[Figure content listings]
____________________

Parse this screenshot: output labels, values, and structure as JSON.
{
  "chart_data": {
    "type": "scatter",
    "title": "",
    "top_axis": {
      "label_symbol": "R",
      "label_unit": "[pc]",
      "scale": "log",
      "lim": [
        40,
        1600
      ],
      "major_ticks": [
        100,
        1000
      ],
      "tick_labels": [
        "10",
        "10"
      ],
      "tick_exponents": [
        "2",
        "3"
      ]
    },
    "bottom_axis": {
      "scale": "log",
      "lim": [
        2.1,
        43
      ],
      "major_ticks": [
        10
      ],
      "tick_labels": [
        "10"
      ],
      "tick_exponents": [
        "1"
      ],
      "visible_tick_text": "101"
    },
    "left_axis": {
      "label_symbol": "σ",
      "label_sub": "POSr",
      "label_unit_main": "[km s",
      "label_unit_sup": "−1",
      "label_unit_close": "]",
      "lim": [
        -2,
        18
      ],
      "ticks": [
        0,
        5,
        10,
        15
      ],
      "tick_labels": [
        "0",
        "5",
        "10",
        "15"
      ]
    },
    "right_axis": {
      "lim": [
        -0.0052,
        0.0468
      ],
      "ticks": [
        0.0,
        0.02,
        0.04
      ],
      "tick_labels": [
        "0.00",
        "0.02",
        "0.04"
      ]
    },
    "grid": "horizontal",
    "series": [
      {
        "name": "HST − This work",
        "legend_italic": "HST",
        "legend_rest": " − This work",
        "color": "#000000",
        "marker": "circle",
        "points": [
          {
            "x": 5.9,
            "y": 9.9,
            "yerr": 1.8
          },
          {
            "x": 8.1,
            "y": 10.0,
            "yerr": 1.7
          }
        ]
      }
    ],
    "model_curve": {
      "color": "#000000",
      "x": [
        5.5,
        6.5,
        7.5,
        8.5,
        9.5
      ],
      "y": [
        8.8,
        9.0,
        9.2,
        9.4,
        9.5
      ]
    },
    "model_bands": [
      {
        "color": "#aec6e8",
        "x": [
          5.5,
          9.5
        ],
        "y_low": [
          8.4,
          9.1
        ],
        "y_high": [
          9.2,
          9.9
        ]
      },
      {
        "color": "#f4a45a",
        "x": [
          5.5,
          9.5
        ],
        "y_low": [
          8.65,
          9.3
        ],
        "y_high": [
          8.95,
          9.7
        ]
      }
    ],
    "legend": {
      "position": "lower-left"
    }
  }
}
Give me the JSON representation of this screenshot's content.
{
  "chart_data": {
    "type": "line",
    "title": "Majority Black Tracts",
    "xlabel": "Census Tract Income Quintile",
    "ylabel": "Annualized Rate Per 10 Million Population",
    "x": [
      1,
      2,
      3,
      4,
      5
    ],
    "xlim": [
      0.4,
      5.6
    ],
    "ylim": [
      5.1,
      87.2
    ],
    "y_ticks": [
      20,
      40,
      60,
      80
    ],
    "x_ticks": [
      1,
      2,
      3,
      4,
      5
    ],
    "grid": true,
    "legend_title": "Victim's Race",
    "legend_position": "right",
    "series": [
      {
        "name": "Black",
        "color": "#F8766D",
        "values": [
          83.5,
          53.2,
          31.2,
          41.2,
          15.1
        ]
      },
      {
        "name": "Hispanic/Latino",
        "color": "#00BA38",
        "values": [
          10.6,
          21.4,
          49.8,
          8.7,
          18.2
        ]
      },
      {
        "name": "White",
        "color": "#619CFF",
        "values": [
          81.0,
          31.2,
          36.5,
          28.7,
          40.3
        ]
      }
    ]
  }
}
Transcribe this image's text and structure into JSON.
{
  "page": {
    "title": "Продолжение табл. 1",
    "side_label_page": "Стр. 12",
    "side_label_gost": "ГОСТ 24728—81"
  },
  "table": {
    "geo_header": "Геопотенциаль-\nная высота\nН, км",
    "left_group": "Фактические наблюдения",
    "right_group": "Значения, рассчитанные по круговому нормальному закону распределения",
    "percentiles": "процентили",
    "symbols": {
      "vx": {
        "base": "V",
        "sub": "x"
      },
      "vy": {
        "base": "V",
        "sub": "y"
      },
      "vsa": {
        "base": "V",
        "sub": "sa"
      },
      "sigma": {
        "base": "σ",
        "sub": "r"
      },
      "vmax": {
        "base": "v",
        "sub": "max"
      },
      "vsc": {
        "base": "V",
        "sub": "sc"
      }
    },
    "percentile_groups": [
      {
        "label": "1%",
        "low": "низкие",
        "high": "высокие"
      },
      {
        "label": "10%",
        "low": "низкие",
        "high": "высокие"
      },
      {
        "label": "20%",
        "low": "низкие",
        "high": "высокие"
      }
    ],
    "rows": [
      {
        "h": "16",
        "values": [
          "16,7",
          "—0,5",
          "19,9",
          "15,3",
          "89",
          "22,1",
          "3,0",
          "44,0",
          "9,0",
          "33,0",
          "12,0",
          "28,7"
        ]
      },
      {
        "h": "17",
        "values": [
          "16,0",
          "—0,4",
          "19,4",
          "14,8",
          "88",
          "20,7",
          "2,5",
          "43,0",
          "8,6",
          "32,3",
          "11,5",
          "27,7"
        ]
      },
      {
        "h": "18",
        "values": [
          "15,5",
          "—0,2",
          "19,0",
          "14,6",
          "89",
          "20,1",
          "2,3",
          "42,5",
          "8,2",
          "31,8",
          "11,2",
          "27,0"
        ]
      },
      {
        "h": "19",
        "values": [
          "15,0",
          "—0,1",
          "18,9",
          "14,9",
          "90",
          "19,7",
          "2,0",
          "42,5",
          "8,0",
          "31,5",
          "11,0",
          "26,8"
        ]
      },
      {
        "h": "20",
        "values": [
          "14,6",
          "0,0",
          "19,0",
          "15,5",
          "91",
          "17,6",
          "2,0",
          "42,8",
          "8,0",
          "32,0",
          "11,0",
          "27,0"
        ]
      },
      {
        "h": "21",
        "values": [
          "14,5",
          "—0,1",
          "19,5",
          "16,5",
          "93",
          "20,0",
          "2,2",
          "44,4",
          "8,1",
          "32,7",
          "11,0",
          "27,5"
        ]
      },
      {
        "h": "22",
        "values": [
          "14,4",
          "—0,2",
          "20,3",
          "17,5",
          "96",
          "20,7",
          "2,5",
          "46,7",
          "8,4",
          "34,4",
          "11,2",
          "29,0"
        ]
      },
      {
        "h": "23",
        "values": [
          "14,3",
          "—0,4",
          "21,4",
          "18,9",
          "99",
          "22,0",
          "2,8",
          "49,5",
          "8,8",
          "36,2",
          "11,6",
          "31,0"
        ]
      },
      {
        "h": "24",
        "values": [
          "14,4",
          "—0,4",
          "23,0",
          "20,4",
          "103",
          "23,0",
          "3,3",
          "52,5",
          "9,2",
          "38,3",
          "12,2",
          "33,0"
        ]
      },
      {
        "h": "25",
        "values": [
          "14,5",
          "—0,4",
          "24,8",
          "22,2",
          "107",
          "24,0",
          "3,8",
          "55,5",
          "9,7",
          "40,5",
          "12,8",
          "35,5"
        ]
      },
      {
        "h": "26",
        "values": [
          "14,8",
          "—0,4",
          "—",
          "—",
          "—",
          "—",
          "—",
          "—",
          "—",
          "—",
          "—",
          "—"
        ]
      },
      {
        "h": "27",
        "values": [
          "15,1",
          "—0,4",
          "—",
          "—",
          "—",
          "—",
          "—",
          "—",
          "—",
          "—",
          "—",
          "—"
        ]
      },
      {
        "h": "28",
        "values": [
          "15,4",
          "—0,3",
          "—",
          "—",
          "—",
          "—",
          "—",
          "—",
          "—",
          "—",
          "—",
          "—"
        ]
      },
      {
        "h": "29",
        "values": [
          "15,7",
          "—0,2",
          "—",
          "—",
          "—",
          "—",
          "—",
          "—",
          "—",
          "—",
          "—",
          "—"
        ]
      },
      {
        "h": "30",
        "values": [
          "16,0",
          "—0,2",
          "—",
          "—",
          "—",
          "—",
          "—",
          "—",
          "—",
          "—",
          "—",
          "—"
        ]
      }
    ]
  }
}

____________________

**Job**
The records are above. How many lines in them contain the word "structure"? Give the number alone.

**Exercise output**
2